### Excerpted text

CardioNet, Inc. (NASDAQ:BEAT), a leading wireless medical technology company with a current focus on the diagnosis and monitoring of cardiac arrhythmias, reported results for the second quarter ended June 30, 2010.
Second Quarter Highlights
* Appointed Joseph H. Capper as President and Chief Executive Officer
* Achieved gross margin of 63% on revenues of $32 million
* Improved operating results with a loss of $0.09 per diluted share, a $0.14 improvement over the first quarter 2010. On an adjusted basis, the loss per diluted share was $0.02, an $0.11 improvement over the first quarter 2010
* Increased MCOTTM patient volume 12% as compared to the second quarter 2009, bringing the total number of patients monitored by MCOTTM since inception to over 350,000
* Commercial reimbursement rates in the first half of 2010 remained stable with the year-end 2009 rates
* Reduced DSO to 104 days, a reduction of 9 days compared to the first quarter 2010
* Completed initiatives that will yield previously announced $15 million in cost reductions
* EBITDA positive ahead of schedule
* $50 million in cash and investments with no outstanding debt as of June 30, 2010
Financial Results
Revenues for the second quarter 2010 were $31.9 million, a decrease of 16.5% compared to $38.3 million in the second quarter 2009. Increased MCOTTM patient volume during the second quarter 2010 drove additional revenues, but was offset by the impact of the 2009 Medicare and commercial rate reductions. For the three months ended June 30, 2010, payor revenue mix was 34% Medicare and 66% commercial and volume mix was 43% Medicare and 57% commercial.
Gross profit for the second quarter 2010 decreased to $20.1 million, or 62.9% of revenues, compared to $26.3 million, or 68.7% of revenues, in the second quarter 2009. Second quarter 2010 gross profit margin was impacted by the 2009 Medicare and commercial rate reductions, partially offset by increased MCOT patient volume and efficiency improvements that reduced the cost of services.

### Data for analysis
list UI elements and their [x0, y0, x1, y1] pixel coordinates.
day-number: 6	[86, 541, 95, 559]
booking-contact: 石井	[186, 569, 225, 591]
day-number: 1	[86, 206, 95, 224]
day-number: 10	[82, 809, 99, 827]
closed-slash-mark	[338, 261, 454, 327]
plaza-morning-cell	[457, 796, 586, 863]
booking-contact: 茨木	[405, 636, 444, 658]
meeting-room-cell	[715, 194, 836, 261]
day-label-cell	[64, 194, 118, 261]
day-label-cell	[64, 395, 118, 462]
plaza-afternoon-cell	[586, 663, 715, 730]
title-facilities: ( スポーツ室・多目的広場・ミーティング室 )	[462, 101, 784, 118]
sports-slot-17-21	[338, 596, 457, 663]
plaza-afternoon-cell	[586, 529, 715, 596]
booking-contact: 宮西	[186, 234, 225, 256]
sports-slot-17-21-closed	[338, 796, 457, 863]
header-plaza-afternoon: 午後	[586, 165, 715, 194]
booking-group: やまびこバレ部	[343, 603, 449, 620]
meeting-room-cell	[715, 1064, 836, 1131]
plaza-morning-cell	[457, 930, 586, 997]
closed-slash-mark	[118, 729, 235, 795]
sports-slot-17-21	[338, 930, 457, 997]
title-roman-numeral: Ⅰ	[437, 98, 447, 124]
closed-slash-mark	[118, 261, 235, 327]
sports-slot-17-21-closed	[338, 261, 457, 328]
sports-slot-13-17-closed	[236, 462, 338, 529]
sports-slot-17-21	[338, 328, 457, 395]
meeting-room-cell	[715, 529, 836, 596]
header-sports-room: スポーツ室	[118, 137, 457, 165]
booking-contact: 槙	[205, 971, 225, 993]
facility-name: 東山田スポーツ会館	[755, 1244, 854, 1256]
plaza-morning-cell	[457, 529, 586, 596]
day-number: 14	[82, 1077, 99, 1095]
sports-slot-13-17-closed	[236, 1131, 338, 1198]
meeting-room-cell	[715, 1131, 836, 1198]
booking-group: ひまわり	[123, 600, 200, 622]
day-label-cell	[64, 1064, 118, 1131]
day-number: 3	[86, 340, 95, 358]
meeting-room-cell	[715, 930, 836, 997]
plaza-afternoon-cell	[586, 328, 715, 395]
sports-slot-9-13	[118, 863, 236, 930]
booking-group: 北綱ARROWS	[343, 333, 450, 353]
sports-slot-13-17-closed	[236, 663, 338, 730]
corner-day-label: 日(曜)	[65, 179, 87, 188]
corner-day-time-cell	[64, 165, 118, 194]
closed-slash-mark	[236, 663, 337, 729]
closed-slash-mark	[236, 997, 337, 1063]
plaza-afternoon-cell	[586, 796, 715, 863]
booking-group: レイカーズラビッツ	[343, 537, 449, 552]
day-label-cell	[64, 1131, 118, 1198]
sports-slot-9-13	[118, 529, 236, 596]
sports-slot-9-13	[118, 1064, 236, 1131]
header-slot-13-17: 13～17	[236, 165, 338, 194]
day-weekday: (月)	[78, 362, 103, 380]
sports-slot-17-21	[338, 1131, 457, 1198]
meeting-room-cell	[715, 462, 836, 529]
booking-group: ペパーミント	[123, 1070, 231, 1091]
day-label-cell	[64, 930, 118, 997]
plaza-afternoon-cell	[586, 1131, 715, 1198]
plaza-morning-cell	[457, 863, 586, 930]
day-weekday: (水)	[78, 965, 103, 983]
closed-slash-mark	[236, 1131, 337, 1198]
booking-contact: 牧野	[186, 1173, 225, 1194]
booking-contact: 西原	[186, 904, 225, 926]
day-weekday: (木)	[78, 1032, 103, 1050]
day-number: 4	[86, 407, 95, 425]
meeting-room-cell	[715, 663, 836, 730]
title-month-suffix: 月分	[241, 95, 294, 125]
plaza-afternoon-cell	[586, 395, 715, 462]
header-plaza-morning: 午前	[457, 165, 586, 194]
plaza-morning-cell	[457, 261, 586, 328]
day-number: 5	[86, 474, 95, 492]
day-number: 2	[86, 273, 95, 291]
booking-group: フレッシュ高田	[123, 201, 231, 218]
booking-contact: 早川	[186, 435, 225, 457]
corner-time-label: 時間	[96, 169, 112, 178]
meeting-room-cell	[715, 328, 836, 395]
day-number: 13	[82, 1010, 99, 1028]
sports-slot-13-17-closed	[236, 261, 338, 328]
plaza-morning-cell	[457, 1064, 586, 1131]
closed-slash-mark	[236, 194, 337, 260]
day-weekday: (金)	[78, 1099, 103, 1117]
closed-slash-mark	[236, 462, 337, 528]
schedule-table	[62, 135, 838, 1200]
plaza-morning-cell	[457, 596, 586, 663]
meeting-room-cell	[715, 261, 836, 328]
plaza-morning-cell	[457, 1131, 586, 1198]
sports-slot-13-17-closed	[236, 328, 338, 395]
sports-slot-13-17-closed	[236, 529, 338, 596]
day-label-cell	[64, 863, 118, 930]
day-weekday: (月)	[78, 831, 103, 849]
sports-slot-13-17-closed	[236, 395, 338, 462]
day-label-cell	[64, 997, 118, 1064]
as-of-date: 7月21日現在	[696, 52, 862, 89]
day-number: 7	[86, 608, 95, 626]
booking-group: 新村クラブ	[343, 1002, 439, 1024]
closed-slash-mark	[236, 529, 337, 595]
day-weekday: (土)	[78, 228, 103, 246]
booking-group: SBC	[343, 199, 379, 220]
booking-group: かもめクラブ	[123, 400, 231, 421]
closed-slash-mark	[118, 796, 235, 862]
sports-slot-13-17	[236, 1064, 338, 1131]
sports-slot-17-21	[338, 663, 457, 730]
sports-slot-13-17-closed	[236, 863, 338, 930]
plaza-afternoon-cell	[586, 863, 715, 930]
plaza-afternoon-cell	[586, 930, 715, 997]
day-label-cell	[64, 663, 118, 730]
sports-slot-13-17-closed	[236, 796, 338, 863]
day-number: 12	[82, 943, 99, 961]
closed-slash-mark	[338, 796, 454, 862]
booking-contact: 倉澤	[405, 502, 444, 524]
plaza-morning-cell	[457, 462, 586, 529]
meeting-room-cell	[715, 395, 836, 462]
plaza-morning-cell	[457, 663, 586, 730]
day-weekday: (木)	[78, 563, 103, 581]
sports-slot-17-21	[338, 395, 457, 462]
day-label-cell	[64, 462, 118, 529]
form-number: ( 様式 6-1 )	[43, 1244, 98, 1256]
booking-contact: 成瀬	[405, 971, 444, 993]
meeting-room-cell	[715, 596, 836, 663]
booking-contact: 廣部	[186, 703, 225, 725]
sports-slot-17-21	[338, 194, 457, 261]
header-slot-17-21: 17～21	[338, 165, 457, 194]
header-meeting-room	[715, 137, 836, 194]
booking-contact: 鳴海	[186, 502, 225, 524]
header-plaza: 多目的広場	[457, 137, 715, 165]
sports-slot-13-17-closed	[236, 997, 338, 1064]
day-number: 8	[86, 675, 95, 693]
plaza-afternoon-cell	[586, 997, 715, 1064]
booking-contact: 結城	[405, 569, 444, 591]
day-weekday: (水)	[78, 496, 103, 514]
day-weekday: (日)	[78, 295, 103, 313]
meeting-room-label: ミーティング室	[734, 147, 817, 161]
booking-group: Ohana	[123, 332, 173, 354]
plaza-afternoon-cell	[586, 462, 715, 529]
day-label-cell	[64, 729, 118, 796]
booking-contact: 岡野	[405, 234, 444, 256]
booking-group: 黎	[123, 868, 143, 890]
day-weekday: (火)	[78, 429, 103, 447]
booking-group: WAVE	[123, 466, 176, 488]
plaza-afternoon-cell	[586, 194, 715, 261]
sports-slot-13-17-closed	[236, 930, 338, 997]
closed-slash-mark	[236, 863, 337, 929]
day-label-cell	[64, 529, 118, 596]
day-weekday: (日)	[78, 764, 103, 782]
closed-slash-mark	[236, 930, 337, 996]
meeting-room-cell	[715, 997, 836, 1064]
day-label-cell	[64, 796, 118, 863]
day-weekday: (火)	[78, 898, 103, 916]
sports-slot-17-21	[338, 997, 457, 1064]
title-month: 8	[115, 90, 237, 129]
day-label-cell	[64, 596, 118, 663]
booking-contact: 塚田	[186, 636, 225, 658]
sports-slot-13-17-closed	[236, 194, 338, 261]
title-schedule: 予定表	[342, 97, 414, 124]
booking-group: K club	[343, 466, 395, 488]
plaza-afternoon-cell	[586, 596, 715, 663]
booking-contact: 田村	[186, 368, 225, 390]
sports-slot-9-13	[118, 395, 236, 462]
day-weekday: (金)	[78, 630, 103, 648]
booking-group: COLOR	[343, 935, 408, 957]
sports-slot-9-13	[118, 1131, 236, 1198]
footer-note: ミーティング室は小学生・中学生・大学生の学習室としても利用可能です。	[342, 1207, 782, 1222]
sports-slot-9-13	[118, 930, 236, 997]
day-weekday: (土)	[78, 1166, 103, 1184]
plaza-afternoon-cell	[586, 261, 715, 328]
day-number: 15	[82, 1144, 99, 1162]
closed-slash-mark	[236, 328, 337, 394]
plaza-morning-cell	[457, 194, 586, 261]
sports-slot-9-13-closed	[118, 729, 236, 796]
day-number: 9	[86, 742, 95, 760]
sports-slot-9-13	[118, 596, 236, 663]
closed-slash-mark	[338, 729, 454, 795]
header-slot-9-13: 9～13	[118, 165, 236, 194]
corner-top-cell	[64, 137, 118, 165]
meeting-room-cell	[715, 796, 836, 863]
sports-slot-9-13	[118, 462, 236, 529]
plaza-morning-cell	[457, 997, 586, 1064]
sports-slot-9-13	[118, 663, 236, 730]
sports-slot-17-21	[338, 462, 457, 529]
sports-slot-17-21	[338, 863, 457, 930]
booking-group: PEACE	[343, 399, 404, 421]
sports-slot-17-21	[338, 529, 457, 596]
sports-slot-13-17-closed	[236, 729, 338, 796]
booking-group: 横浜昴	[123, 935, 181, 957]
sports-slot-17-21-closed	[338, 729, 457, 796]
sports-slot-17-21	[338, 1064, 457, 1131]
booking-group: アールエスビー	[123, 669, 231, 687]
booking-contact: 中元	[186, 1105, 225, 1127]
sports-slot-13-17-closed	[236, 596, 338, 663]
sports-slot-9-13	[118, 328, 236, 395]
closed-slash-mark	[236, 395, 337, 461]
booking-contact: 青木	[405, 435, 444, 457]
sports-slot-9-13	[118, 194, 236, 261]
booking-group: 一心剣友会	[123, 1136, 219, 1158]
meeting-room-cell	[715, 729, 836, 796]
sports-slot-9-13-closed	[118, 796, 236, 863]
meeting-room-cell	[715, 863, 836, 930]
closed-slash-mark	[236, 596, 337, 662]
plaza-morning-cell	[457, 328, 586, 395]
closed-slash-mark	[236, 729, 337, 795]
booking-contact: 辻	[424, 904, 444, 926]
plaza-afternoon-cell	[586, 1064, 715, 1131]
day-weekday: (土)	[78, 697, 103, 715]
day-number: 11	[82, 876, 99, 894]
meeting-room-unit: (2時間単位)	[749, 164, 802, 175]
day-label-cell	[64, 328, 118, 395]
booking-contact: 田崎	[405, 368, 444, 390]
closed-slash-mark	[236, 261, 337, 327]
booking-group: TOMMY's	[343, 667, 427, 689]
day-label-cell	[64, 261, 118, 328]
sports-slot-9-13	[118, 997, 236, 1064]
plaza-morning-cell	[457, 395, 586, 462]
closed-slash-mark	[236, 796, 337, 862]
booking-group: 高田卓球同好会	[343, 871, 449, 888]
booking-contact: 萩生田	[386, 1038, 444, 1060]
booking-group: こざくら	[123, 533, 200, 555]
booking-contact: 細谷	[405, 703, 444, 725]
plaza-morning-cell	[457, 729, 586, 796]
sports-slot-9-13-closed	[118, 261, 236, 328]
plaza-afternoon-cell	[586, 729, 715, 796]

### Explore the material
1 > In the CardioNet earnings release, to how many days was DSO reduced?
2 > Reproduce a passage from the CardioNet earnings release, beginning at the words "Gross profit for" and ending after the words "cost of services.".
3 > Rewrite the paragraph of the CardioNet earnings release that begins "Gross profit for the second quarter 2010" as a bulleted list that keeps its main facts.

### Answer list
1 > 104 days

2 >
Gross profit for the second quarter 2010 decreased to $20.1 million, or 62.9% of revenues, compared to $26.3 million, or 68.7% of revenues, in the second quarter 2009. Second quarter 2010 gross profit margin was impacted by the 2009 Medicare and commercial rate reductions, partially offset by increased MCOT patient volume and efficiency improvements that reduced the cost of services.

3 >
- Second quarter 2010 gross profit: $20.1 million, or 62.9% of revenues
- Second quarter 2009 gross profit: $26.3 million, or 68.7% of revenues
- The 2010 margin was affected by the 2009 Medicare and commercial rate reductions.
- This was partially offset by increased MCOT patient volume and by efficiency improvements that reduced the cost of services.